__EXERCISE GOAL__. Only the number is wanted: how many lines contain the word "离子方程式正误判断"?

__INPUT RECORDS__.
——

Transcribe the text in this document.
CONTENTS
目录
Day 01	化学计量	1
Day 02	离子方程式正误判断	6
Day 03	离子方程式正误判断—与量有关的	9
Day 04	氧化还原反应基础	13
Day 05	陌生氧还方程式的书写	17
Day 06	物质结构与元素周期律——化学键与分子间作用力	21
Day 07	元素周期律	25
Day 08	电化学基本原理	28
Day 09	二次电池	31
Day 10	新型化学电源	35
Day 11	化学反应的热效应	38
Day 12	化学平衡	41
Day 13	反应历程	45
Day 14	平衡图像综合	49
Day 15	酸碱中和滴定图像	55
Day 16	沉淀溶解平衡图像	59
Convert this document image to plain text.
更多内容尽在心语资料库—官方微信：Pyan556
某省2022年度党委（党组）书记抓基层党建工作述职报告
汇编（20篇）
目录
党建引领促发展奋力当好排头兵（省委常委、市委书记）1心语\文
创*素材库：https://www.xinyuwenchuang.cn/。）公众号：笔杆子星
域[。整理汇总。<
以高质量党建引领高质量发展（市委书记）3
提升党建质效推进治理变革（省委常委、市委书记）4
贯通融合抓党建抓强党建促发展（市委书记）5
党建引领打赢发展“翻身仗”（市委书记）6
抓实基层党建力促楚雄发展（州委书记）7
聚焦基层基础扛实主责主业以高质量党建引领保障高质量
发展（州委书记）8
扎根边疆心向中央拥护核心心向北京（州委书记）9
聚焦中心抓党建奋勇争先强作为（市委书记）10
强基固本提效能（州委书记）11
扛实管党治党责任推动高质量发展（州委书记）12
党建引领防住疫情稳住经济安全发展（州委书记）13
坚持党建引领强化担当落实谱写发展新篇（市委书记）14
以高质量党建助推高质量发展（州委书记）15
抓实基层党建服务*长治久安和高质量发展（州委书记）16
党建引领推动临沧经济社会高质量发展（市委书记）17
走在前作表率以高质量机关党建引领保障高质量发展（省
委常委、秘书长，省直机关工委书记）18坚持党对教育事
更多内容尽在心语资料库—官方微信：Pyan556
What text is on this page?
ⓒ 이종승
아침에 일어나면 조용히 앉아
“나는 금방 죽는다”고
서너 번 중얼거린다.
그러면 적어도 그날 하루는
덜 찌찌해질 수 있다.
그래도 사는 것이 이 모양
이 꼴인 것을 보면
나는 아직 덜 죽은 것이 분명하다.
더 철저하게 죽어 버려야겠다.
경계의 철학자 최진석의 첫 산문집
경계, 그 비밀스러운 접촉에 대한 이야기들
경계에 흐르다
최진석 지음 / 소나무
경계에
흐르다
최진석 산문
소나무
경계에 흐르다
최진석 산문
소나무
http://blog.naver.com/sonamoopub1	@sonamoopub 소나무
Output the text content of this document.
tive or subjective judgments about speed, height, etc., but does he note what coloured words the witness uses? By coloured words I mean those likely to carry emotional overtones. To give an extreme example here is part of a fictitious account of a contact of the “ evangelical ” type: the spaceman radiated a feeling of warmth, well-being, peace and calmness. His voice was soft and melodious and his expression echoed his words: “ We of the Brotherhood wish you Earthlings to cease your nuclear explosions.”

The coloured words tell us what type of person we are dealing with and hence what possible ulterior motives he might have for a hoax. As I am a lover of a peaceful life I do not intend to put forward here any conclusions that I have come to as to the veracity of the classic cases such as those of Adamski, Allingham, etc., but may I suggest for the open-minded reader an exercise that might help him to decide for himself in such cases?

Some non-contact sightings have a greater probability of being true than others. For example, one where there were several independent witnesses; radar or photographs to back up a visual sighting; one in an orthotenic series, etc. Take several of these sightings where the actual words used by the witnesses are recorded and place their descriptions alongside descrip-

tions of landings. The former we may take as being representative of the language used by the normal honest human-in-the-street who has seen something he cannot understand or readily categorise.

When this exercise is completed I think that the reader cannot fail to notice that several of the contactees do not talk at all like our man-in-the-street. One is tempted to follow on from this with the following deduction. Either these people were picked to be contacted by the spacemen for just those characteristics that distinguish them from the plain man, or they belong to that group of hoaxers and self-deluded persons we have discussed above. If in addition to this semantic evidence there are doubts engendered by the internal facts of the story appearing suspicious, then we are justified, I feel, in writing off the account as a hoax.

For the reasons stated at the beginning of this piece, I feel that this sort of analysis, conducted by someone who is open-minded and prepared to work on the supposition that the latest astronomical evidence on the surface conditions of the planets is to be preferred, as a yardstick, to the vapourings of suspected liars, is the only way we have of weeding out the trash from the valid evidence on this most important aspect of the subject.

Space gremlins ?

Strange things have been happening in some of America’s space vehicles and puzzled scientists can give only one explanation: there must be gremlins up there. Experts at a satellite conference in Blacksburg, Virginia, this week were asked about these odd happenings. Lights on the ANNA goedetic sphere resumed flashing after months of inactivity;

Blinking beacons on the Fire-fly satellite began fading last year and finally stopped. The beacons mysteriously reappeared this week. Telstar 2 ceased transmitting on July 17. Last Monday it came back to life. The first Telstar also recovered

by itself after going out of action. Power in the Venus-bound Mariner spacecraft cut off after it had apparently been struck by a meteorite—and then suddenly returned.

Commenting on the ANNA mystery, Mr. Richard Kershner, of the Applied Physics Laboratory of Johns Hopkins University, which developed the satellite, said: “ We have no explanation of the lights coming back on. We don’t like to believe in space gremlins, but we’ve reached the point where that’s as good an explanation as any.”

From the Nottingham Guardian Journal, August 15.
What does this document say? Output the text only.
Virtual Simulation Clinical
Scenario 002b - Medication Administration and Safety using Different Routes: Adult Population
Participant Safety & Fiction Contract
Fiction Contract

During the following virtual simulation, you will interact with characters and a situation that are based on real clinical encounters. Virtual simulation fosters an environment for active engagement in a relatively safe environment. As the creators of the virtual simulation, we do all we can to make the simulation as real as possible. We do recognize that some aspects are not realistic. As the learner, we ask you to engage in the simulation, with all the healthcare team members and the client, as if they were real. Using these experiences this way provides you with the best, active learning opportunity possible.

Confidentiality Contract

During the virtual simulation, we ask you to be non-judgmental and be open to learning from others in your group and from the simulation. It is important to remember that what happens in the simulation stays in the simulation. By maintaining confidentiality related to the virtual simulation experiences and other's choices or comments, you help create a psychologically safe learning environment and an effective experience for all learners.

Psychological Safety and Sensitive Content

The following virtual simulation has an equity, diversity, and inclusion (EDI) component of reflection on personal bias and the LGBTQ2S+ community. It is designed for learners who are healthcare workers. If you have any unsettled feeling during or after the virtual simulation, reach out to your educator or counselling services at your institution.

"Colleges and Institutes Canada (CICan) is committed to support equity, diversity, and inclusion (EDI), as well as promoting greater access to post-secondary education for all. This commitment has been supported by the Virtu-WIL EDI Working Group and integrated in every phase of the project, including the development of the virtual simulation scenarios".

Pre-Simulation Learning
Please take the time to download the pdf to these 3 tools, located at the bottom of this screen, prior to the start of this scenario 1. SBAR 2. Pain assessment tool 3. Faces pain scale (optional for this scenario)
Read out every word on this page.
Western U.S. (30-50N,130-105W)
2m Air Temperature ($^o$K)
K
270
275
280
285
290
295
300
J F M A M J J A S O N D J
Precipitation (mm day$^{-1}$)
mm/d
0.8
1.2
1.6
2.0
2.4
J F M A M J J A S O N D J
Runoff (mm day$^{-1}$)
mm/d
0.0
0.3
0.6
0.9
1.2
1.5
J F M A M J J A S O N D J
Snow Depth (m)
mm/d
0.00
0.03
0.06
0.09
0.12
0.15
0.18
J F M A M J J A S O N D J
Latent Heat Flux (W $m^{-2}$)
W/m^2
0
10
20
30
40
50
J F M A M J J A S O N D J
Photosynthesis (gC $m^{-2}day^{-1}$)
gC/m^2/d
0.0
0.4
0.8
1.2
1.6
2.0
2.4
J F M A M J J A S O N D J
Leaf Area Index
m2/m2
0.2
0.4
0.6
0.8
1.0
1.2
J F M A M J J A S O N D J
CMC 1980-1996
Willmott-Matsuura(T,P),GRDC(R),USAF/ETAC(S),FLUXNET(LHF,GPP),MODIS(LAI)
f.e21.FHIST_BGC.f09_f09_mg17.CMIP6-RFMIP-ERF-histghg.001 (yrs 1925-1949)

——

__WRITTEN RESPONSE__. 2